INFORMATION PROVIDED:
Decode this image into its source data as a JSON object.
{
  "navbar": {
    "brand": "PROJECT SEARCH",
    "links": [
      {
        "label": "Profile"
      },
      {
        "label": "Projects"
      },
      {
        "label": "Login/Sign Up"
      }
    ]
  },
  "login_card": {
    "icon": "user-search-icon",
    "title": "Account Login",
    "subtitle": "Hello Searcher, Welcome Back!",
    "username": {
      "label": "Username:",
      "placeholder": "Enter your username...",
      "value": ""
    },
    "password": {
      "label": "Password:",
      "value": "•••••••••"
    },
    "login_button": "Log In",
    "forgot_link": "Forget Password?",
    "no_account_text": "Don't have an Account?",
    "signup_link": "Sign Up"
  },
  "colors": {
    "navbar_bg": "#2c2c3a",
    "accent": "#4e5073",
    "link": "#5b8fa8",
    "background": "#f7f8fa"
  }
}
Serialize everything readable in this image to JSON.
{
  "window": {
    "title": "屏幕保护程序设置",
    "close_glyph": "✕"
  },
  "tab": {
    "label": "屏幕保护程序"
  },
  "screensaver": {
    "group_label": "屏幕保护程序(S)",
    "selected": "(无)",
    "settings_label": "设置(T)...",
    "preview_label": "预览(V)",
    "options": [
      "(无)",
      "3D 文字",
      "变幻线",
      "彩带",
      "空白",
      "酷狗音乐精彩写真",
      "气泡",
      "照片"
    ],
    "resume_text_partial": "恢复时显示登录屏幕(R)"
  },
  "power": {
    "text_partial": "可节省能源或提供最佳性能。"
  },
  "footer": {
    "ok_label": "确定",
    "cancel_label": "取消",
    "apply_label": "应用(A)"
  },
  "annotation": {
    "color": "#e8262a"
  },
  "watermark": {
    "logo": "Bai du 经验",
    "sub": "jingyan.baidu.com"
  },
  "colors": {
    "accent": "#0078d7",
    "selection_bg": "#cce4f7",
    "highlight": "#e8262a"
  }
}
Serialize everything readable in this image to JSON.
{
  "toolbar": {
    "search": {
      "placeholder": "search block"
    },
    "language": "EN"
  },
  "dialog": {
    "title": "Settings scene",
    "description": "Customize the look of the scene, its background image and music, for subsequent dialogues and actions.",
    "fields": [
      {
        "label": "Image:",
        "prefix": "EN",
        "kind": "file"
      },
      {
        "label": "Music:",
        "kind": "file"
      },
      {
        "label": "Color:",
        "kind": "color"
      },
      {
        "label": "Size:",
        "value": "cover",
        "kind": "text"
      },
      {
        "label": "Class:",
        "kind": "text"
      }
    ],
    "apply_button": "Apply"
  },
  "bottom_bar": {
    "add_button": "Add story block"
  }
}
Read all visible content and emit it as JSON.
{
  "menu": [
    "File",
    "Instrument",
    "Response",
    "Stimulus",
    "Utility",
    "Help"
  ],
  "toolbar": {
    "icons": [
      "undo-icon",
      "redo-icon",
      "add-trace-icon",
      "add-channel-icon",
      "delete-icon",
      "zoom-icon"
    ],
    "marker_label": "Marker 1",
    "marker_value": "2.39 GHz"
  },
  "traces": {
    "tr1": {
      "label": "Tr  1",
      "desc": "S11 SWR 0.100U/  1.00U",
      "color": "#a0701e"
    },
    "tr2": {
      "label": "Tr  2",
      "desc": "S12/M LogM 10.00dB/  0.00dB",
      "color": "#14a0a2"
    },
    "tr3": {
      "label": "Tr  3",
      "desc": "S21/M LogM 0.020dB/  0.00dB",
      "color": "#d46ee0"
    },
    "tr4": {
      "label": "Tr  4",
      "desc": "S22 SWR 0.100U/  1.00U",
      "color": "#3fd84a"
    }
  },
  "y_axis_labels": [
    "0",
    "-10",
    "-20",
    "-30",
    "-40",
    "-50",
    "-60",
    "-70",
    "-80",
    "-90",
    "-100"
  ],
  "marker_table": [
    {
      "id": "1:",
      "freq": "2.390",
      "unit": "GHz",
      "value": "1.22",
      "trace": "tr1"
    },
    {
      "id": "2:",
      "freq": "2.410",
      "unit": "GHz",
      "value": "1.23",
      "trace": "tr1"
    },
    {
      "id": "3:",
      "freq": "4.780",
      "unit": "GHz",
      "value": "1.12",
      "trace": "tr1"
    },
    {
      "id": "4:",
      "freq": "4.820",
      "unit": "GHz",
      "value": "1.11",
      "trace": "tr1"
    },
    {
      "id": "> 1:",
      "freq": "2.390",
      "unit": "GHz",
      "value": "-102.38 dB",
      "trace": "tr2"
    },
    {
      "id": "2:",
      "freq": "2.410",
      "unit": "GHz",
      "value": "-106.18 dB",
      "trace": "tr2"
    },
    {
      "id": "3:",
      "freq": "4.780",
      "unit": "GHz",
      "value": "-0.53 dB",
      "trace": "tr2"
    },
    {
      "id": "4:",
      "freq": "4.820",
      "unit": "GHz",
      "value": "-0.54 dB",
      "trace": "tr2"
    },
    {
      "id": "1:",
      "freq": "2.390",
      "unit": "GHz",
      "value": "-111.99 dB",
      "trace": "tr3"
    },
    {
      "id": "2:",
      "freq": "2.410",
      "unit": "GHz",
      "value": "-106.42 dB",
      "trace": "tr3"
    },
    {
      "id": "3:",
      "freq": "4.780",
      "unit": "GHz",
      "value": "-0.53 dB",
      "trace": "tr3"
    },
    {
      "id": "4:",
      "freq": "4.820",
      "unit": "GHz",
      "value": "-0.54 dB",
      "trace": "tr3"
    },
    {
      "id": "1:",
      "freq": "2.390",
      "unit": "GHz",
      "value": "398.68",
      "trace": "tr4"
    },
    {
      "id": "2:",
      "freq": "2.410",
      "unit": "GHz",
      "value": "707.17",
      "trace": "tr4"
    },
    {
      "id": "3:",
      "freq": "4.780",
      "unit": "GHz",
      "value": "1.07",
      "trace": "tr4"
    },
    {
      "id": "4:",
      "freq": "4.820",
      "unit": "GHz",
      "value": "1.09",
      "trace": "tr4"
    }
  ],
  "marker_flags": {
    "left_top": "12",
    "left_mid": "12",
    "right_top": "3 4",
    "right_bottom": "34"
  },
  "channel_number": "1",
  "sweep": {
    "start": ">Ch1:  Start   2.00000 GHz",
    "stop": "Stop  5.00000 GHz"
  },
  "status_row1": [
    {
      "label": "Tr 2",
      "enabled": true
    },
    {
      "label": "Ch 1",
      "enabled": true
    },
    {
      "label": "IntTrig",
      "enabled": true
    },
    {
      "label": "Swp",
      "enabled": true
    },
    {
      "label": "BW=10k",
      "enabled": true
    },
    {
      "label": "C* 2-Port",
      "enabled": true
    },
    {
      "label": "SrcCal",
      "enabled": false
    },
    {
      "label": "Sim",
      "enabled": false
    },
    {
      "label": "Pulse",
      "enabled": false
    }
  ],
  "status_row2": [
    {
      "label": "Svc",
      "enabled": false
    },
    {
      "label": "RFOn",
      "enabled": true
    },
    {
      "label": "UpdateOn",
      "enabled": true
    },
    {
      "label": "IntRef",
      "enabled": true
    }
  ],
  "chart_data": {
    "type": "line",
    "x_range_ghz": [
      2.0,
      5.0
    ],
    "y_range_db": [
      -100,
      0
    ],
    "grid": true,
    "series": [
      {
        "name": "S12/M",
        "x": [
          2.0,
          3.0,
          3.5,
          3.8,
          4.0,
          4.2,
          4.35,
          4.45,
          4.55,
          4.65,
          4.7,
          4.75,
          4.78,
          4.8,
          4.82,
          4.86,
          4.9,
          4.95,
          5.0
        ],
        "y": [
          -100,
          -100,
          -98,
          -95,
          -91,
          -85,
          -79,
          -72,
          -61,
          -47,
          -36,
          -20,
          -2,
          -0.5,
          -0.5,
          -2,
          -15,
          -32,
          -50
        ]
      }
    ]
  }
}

WHAT YOU NEED TO DO:
Print every entry exactly as written.

TASK SOLUTION:
Decode this image into its source data as a JSON object.
{
  "navbar": {
    "brand": "PROJECT SEARCH",
    "links": [
      {
        "label": "Profile"
      },
      {
        "label": "Projects"
      },
      {
        "label": "Login/Sign Up"
      }
    ]
  },
  "login_card": {
    "icon": "user-search-icon",
    "title": "Account Login",
    "subtitle": "Hello Searcher, Welcome Back!",
    "username": {
      "label": "Username:",
      "placeholder": "Enter your username...",
      "value": ""
    },
    "password": {
      "label": "Password:",
      "value": "•••••••••"
    },
    "login_button": "Log In",
    "forgot_link": "Forget Password?",
    "no_account_text": "Don't have an Account?",
    "signup_link": "Sign Up"
  },
  "colors": {
    "navbar_bg": "#2c2c3a",
    "accent": "#4e5073",
    "link": "#5b8fa8",
    "background": "#f7f8fa"
  }
}
Serialize everything readable in this image to JSON.
{
  "window": {
    "title": "屏幕保护程序设置",
    "close_glyph": "✕"
  },
  "tab": {
    "label": "屏幕保护程序"
  },
  "screensaver": {
    "group_label": "屏幕保护程序(S)",
    "selected": "(无)",
    "settings_label": "设置(T)...",
    "preview_label": "预览(V)",
    "options": [
      "(无)",
      "3D 文字",
      "变幻线",
      "彩带",
      "空白",
      "酷狗音乐精彩写真",
      "气泡",
      "照片"
    ],
    "resume_text_partial": "恢复时显示登录屏幕(R)"
  },
  "power": {
    "text_partial": "可节省能源或提供最佳性能。"
  },
  "footer": {
    "ok_label": "确定",
    "cancel_label": "取消",
    "apply_label": "应用(A)"
  },
  "annotation": {
    "color": "#e8262a"
  },
  "watermark": {
    "logo": "Bai du 经验",
    "sub": "jingyan.baidu.com"
  },
  "colors": {
    "accent": "#0078d7",
    "selection_bg": "#cce4f7",
    "highlight": "#e8262a"
  }
}
Serialize everything readable in this image to JSON.
{
  "toolbar": {
    "search": {
      "placeholder": "search block"
    },
    "language": "EN"
  },
  "dialog": {
    "title": "Settings scene",
    "description": "Customize the look of the scene, its background image and music, for subsequent dialogues and actions.",
    "fields": [
      {
        "label": "Image:",
        "prefix": "EN",
        "kind": "file"
      },
      {
        "label": "Music:",
        "kind": "file"
      },
      {
        "label": "Color:",
        "kind": "color"
      },
      {
        "label": "Size:",
        "value": "cover",
        "kind": "text"
      },
      {
        "label": "Class:",
        "kind": "text"
      }
    ],
    "apply_button": "Apply"
  },
  "bottom_bar": {
    "add_button": "Add story block"
  }
}
Read all visible content and emit it as JSON.
{
  "menu": [
    "File",
    "Instrument",
    "Response",
    "Stimulus",
    "Utility",
    "Help"
  ],
  "toolbar": {
    "icons": [
      "undo-icon",
      "redo-icon",
      "add-trace-icon",
      "add-channel-icon",
      "delete-icon",
      "zoom-icon"
    ],
    "marker_label": "Marker 1",
    "marker_value": "2.39 GHz"
  },
  "traces": {
    "tr1": {
      "label": "Tr  1",
      "desc": "S11 SWR 0.100U/  1.00U",
      "color": "#a0701e"
    },
    "tr2": {
      "label": "Tr  2",
      "desc": "S12/M LogM 10.00dB/  0.00dB",
      "color": "#14a0a2"
    },
    "tr3": {
      "label": "Tr  3",
      "desc": "S21/M LogM 0.020dB/  0.00dB",
      "color": "#d46ee0"
    },
    "tr4": {
      "label": "Tr  4",
      "desc": "S22 SWR 0.100U/  1.00U",
      "color": "#3fd84a"
    }
  },
  "y_axis_labels": [
    "0",
    "-10",
    "-20",
    "-30",
    "-40",
    "-50",
    "-60",
    "-70",
    "-80",
    "-90",
    "-100"
  ],
  "marker_table": [
    {
      "id": "1:",
      "freq": "2.390",
      "unit": "GHz",
      "value": "1.22",
      "trace": "tr1"
    },
    {
      "id": "2:",
      "freq": "2.410",
      "unit": "GHz",
      "value": "1.23",
      "trace": "tr1"
    },
    {
      "id": "3:",
      "freq": "4.780",
      "unit": "GHz",
      "value": "1.12",
      "trace": "tr1"
    },
    {
      "id": "4:",
      "freq": "4.820",
      "unit": "GHz",
      "value": "1.11",
      "trace": "tr1"
    },
    {
      "id": "> 1:",
      "freq": "2.390",
      "unit": "GHz",
      "value": "-102.38 dB",
      "trace": "tr2"
    },
    {
      "id": "2:",
      "freq": "2.410",
      "unit": "GHz",
      "value": "-106.18 dB",
      "trace": "tr2"
    },
    {
      "id": "3:",
      "freq": "4.780",
      "unit": "GHz",
      "value": "-0.53 dB",
      "trace": "tr2"
    },
    {
      "id": "4:",
      "freq": "4.820",
      "unit": "GHz",
      "value": "-0.54 dB",
      "trace": "tr2"
    },
    {
      "id": "1:",
      "freq": "2.390",
      "unit": "GHz",
      "value": "-111.99 dB",
      "trace": "tr3"
    },
    {
      "id": "2:",
      "freq": "2.410",
      "unit": "GHz",
      "value": "-106.42 dB",
      "trace": "tr3"
    },
    {
      "id": "3:",
      "freq": "4.780",
      "unit": "GHz",
      "value": "-0.53 dB",
      "trace": "tr3"
    },
    {
      "id": "4:",
      "freq": "4.820",
      "unit": "GHz",
      "value": "-0.54 dB",
      "trace": "tr3"
    },
    {
      "id": "1:",
      "freq": "2.390",
      "unit": "GHz",
      "value": "398.68",
      "trace": "tr4"
    },
    {
      "id": "2:",
      "freq": "2.410",
      "unit": "GHz",
      "value": "707.17",
      "trace": "tr4"
    },
    {
      "id": "3:",
      "freq": "4.780",
      "unit": "GHz",
      "value": "1.07",
      "trace": "tr4"
    },
    {
      "id": "4:",
      "freq": "4.820",
      "unit": "GHz",
      "value": "1.09",
      "trace": "tr4"
    }
  ],
  "marker_flags": {
    "left_top": "12",
    "left_mid": "12",
    "right_top": "3 4",
    "right_bottom": "34"
  },
  "channel_number": "1",
  "sweep": {
    "start": ">Ch1:  Start   2.00000 GHz",
    "stop": "Stop  5.00000 GHz"
  },
  "status_row1": [
    {
      "label": "Tr 2",
      "enabled": true
    },
    {
      "label": "Ch 1",
      "enabled": true
    },
    {
      "label": "IntTrig",
      "enabled": true
    },
    {
      "label": "Swp",
      "enabled": true
    },
    {
      "label": "BW=10k",
      "enabled": true
    },
    {
      "label": "C* 2-Port",
      "enabled": true
    },
    {
      "label": "SrcCal",
      "enabled": false
    },
    {
      "label": "Sim",
      "enabled": false
    },
    {
      "label": "Pulse",
      "enabled": false
    }
  ],
  "status_row2": [
    {
      "label": "Svc",
      "enabled": false
    },
    {
      "label": "RFOn",
      "enabled": true
    },
    {
      "label": "UpdateOn",
      "enabled": true
    },
    {
      "label": "IntRef",
      "enabled": true
    }
  ],
  "chart_data": {
    "type": "line",
    "x_range_ghz": [
      2.0,
      5.0
    ],
    "y_range_db": [
      -100,
      0
    ],
    "grid": true,
    "series": [
      {
        "name": "S12/M",
        "x": [
          2.0,
          3.0,
          3.5,
          3.8,
          4.0,
          4.2,
          4.35,
          4.45,
          4.55,
          4.65,
          4.7,
          4.75,
          4.78,
          4.8,
          4.82,
          4.86,
          4.9,
          4.95,
          5.0
        ],
        "y": [
          -100,
          -100,
          -98,
          -95,
          -91,
          -85,
          -79,
          -72,
          -61,
          -47,
          -36,
          -20,
          -2,
          -0.5,
          -0.5,
          -2,
          -15,
          -32,
          -50
        ]
      }
    ]
  }
}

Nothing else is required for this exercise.